Required task:
Pick out and copy every line below that has the word "name".

Figure collection entries:
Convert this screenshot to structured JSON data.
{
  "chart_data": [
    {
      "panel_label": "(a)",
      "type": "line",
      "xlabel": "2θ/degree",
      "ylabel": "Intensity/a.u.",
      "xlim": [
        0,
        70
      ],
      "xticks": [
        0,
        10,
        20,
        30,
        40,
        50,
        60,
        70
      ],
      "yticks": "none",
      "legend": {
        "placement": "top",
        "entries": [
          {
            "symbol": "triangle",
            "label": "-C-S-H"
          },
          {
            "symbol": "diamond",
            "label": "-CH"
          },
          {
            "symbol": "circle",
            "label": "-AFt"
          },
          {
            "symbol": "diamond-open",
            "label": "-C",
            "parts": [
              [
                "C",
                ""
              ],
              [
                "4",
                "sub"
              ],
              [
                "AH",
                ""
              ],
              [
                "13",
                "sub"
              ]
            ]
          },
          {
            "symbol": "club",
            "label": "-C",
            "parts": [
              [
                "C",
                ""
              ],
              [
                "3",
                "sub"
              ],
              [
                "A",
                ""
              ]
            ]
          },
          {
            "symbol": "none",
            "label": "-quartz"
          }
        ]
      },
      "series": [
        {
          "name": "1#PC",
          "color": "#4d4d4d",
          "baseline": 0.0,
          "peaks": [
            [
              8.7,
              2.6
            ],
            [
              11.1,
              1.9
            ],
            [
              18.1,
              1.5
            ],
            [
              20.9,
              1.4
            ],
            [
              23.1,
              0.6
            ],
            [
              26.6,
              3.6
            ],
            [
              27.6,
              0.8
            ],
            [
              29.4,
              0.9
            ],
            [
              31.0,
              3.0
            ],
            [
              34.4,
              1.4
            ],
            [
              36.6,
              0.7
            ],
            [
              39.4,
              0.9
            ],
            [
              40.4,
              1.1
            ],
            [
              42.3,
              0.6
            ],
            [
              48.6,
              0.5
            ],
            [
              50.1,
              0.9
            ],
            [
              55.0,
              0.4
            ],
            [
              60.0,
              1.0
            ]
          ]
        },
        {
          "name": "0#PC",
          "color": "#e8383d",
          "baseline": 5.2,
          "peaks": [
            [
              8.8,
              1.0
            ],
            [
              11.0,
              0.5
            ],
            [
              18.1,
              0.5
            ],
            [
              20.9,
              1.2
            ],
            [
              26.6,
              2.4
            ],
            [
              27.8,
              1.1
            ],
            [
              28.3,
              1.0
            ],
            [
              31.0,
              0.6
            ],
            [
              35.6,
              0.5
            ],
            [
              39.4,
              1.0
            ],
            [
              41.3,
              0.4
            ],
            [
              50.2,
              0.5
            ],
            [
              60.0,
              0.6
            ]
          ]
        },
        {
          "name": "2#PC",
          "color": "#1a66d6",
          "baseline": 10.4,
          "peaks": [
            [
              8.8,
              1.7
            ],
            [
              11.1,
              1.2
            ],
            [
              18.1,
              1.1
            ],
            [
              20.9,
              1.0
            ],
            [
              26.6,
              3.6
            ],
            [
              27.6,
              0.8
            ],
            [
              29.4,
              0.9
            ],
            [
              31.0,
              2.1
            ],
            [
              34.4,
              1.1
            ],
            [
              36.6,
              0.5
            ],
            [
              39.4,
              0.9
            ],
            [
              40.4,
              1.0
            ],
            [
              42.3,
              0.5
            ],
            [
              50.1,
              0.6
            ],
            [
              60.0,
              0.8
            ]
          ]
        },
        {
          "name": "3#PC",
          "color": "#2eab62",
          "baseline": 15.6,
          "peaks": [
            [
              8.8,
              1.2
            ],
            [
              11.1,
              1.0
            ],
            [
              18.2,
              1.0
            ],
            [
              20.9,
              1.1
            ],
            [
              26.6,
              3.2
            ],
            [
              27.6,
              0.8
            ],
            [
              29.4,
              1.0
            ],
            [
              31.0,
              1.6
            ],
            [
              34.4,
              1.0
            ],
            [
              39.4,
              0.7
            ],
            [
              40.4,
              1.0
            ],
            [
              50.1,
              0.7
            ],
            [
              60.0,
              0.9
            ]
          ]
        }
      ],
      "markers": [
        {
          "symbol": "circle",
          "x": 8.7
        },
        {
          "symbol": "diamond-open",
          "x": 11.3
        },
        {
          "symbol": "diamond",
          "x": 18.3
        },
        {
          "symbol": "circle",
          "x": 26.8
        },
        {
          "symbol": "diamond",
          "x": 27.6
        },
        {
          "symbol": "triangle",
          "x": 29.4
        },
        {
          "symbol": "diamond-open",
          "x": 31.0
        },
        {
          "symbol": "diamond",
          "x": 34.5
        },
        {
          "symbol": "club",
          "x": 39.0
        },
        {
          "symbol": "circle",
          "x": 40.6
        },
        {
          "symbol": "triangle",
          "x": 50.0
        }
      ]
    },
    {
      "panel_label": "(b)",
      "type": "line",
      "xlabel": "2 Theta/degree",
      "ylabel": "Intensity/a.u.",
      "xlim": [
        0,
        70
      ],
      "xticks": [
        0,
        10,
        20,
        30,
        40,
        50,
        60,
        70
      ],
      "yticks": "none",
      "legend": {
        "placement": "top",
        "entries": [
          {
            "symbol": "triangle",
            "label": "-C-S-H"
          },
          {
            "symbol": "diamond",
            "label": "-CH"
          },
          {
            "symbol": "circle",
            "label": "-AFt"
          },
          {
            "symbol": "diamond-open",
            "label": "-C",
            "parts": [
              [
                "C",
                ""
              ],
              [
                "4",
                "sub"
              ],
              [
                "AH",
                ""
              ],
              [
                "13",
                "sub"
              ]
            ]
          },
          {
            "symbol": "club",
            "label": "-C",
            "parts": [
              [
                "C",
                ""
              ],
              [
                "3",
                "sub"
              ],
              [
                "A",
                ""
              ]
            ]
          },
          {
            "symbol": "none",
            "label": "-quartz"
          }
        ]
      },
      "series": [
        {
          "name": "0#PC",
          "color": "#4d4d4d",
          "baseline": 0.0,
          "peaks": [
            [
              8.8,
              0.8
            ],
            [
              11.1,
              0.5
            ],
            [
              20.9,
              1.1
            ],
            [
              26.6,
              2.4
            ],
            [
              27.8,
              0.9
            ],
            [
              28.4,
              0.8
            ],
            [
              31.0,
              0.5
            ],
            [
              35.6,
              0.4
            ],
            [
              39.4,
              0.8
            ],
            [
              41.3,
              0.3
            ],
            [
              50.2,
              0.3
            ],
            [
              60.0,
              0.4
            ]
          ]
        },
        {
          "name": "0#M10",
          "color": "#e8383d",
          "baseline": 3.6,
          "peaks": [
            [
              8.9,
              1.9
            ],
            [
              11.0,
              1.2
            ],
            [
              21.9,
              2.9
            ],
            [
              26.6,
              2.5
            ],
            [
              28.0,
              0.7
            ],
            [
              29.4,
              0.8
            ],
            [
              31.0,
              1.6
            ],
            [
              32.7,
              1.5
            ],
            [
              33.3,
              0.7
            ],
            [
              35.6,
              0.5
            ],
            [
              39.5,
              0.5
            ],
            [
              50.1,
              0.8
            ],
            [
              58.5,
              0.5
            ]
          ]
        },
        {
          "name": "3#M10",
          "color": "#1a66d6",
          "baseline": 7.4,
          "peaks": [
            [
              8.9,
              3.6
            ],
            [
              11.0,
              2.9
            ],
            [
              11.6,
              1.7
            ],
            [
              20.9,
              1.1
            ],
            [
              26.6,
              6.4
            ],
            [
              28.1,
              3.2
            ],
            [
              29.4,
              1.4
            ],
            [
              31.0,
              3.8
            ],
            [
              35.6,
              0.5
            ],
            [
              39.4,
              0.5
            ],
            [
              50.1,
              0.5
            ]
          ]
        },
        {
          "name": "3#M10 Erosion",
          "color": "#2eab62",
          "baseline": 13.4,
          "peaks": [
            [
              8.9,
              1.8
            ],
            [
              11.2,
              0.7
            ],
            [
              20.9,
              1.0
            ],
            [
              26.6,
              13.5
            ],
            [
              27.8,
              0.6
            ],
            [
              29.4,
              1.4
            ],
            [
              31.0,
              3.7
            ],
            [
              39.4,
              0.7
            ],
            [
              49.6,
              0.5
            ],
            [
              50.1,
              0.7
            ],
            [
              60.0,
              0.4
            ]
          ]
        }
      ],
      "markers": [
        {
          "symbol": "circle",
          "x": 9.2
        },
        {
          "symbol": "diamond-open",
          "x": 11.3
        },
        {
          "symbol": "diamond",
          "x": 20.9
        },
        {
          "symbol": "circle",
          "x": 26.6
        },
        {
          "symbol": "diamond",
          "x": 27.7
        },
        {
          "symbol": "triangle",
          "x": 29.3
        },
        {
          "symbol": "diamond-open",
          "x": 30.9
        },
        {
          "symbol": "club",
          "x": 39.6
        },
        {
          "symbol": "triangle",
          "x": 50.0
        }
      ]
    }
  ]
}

Exercise answer:
          "name": "1#PC",
          "name": "0#PC",
          "name": "2#PC",
          "name": "3#PC",
          "name": "0#PC",
          "name": "0#M10",
          "name": "3#M10",
          "name": "3#M10 Erosion",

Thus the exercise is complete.